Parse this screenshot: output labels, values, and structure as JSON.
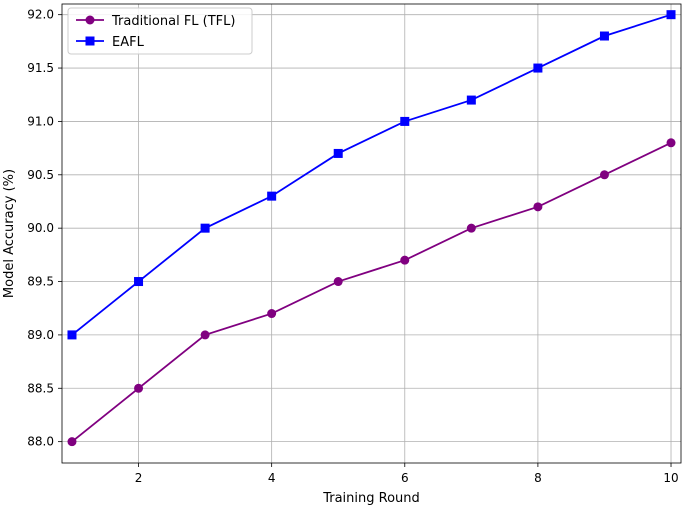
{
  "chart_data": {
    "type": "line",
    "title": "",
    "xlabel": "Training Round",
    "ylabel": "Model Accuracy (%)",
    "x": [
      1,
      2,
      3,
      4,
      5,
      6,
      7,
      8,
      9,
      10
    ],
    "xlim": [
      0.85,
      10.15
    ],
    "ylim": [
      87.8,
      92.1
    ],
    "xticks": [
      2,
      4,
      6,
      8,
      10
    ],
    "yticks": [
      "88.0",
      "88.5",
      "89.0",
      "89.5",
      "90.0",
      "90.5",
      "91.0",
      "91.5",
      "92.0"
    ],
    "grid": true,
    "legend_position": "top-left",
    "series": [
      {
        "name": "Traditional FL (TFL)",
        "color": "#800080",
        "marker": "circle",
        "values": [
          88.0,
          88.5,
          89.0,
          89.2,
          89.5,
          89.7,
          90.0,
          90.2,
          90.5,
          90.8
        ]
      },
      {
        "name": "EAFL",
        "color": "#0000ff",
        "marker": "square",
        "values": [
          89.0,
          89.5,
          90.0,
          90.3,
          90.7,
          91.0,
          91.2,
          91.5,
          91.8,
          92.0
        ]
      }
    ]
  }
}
══════
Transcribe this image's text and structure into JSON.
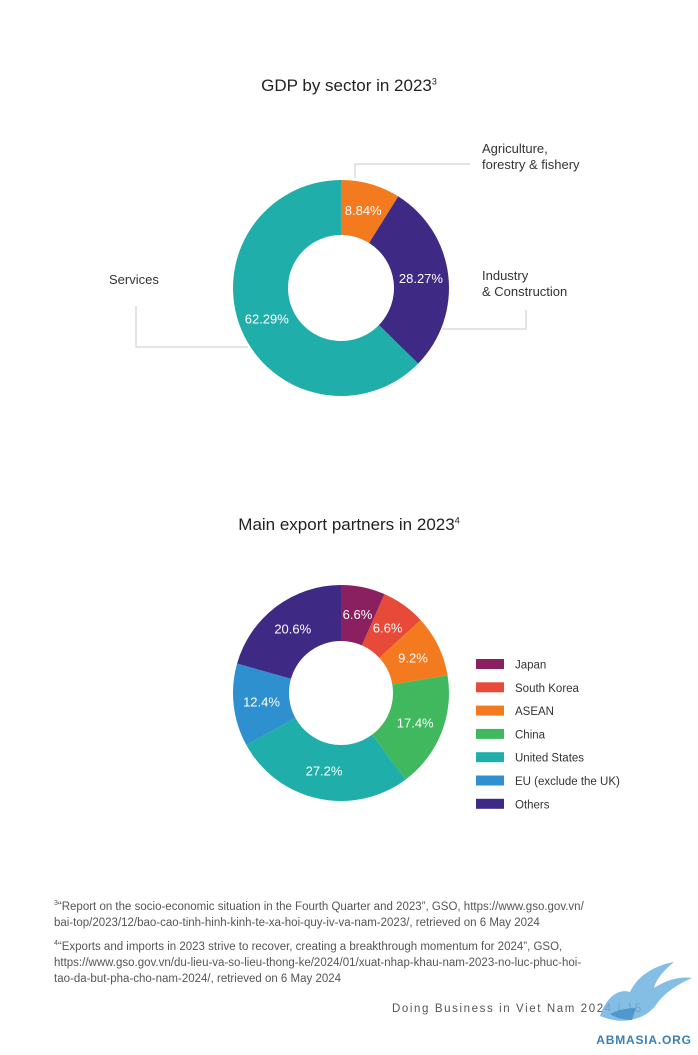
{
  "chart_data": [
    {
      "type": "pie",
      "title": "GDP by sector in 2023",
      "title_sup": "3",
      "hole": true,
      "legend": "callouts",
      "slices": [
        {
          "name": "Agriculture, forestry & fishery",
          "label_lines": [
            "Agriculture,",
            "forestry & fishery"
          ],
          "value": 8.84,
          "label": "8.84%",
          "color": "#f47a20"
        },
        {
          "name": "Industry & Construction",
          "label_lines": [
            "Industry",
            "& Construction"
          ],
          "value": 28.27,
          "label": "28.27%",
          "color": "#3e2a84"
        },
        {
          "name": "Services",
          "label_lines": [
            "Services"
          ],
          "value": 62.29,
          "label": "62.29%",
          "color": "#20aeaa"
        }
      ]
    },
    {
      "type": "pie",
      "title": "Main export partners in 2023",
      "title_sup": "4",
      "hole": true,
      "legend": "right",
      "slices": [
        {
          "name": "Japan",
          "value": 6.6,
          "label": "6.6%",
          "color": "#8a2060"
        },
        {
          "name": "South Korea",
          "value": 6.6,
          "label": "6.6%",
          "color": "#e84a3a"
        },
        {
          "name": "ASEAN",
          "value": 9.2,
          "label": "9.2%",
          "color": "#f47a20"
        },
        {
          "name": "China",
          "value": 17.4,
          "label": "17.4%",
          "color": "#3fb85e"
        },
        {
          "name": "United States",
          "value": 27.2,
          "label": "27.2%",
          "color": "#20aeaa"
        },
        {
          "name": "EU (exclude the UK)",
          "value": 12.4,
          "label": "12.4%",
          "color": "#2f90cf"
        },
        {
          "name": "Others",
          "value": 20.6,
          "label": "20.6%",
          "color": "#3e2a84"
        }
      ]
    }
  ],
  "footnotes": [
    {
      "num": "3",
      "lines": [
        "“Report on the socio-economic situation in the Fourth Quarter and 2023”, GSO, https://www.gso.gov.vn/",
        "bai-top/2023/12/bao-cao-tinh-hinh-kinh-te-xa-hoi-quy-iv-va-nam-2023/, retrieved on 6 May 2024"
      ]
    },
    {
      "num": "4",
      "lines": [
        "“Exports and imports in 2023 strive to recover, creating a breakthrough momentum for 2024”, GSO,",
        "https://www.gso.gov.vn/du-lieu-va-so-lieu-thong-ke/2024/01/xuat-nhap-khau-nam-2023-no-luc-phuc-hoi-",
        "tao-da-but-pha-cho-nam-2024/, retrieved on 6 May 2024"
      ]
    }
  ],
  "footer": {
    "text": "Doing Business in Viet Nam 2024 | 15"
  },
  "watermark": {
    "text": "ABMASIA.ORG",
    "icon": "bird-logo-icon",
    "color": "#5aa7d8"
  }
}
══════
Look above for lines with the word "structure" and copy them all.

▸ Solution for this task
Parse this screenshot: output labels, values, and structure as JSON.
Transcribe this image's text and structure into JSON.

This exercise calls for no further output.